• _PROBLEM DESCRIPTION_: State how many lines hold the string "Вопросы". Give the number and nothing else.

• _Stored entries_:
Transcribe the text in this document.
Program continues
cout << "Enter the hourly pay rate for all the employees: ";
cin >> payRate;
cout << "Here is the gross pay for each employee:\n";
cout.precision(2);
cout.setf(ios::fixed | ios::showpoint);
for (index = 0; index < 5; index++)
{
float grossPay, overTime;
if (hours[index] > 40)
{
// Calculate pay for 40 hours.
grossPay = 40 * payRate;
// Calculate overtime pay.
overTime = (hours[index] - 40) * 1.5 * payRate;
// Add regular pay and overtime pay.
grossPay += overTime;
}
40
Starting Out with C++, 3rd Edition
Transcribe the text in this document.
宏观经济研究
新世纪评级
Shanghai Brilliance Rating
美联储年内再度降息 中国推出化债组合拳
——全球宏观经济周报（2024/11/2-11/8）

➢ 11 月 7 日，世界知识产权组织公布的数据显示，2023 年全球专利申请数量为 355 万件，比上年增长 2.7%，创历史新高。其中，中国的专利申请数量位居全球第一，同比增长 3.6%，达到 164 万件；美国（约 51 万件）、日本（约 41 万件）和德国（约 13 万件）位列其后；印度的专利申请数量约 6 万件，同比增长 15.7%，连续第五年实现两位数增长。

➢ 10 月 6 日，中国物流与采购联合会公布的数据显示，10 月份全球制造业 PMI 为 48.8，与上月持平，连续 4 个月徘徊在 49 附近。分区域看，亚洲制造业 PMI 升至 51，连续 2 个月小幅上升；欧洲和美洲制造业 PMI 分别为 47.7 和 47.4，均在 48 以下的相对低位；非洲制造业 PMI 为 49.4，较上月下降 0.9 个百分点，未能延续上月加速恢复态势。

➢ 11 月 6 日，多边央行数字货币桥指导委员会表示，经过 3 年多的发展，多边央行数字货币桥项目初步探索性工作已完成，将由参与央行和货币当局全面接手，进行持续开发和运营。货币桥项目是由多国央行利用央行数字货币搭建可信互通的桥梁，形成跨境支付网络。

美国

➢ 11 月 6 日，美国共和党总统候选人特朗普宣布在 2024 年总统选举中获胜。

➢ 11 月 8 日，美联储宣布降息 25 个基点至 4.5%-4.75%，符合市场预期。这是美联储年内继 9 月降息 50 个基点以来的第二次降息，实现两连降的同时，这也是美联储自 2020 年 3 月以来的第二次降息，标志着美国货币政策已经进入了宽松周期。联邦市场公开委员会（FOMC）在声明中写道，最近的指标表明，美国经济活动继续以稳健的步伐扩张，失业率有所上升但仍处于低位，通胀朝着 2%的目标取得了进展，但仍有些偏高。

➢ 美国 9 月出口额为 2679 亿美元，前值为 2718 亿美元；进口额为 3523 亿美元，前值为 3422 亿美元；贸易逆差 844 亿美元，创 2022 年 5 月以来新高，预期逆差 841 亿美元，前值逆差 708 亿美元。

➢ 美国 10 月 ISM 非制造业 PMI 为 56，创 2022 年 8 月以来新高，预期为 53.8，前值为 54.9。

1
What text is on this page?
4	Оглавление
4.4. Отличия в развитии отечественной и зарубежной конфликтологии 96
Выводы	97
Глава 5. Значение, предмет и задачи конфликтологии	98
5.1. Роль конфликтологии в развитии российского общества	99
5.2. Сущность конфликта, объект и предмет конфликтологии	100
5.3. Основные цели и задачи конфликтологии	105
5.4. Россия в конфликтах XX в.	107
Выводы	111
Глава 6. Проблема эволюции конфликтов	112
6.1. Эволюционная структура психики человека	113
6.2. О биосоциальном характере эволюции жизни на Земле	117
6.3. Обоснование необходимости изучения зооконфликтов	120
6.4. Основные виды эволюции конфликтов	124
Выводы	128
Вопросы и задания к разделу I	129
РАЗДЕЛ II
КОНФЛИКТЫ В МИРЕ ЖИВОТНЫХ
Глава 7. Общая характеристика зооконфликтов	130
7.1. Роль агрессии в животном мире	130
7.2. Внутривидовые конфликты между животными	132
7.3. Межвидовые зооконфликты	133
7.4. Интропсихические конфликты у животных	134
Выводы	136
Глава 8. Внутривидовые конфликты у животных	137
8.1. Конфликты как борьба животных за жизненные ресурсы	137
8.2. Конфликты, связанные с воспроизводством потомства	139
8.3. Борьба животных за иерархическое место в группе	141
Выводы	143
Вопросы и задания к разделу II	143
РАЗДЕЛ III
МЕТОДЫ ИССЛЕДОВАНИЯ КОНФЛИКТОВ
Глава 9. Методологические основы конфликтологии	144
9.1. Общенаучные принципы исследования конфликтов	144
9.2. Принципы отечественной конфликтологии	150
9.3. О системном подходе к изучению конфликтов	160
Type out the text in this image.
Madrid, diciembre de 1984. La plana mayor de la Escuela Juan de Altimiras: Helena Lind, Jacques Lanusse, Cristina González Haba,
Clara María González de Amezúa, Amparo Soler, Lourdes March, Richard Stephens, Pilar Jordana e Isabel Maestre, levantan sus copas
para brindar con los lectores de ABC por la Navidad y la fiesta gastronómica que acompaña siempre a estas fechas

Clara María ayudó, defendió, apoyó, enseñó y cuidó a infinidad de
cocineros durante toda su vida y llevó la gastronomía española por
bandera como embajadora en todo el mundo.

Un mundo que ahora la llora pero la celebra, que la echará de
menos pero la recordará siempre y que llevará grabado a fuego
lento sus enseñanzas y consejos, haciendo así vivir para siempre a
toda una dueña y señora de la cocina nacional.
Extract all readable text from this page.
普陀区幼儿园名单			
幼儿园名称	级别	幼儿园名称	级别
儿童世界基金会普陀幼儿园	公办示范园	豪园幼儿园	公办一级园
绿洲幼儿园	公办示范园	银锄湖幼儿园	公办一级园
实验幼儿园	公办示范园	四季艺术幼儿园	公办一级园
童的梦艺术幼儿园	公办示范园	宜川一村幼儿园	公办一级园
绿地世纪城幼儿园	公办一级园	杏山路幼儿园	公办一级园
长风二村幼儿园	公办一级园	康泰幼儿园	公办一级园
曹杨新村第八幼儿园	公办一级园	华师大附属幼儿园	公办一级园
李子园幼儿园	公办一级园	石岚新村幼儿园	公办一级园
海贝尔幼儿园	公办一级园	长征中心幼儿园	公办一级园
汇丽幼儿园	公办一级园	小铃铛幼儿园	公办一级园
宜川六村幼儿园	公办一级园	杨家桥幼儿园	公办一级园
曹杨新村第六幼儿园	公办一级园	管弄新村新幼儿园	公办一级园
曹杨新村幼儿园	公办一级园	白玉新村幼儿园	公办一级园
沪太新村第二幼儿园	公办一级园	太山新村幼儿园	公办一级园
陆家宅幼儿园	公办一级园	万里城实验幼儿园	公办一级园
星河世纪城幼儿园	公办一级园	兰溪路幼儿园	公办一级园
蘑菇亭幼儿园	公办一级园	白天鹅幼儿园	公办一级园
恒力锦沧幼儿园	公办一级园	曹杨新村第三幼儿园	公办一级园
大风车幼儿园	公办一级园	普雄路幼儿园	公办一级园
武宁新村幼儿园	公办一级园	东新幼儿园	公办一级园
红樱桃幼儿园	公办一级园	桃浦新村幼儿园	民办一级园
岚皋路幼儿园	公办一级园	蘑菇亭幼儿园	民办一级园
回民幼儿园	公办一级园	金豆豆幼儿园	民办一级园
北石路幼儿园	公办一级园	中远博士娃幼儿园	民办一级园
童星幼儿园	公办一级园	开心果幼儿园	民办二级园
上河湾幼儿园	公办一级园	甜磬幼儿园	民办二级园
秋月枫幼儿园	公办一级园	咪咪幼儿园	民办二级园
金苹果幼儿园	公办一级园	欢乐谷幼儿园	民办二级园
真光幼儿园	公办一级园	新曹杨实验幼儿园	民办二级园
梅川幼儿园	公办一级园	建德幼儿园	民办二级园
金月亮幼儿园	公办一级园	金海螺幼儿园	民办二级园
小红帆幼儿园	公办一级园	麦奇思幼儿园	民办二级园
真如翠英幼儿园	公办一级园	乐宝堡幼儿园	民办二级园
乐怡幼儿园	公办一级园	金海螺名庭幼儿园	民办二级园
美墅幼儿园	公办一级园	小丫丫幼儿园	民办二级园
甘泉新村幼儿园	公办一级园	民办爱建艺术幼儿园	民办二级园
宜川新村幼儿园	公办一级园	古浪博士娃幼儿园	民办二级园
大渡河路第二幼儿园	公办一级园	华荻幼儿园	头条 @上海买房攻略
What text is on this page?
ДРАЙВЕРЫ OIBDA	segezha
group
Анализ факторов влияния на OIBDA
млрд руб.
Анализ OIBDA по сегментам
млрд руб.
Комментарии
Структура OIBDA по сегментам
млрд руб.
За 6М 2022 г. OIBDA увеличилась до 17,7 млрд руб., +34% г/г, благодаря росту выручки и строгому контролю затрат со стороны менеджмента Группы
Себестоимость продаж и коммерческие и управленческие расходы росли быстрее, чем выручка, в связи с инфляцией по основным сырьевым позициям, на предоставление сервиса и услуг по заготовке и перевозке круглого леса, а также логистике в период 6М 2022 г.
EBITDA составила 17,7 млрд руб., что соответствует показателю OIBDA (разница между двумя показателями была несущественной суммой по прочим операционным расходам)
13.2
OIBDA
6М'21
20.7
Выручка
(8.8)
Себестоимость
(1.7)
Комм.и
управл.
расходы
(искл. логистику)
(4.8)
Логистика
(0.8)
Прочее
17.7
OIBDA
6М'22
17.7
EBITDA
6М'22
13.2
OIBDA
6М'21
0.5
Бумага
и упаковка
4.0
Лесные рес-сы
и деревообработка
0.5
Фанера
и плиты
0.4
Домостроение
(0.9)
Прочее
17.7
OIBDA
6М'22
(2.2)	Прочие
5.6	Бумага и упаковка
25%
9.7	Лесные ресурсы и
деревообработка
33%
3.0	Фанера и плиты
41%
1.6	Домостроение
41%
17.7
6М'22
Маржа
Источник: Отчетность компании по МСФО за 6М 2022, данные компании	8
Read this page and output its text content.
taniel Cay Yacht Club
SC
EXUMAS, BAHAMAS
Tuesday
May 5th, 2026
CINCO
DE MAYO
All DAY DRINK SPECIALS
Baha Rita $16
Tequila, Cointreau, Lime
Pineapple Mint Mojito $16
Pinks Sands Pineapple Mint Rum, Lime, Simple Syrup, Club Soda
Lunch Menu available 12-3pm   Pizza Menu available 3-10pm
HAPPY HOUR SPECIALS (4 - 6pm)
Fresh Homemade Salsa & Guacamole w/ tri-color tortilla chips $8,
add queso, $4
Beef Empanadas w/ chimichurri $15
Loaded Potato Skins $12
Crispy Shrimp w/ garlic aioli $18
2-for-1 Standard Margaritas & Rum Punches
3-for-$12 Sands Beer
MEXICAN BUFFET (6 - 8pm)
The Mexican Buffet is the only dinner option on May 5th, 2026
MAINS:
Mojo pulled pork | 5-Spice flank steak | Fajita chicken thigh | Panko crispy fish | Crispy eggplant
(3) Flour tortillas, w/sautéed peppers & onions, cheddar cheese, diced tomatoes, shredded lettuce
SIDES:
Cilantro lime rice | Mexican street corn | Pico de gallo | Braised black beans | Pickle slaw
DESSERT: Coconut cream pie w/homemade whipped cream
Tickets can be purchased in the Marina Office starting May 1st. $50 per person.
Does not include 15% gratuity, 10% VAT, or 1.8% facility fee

• _TASK SOLUTION_: 2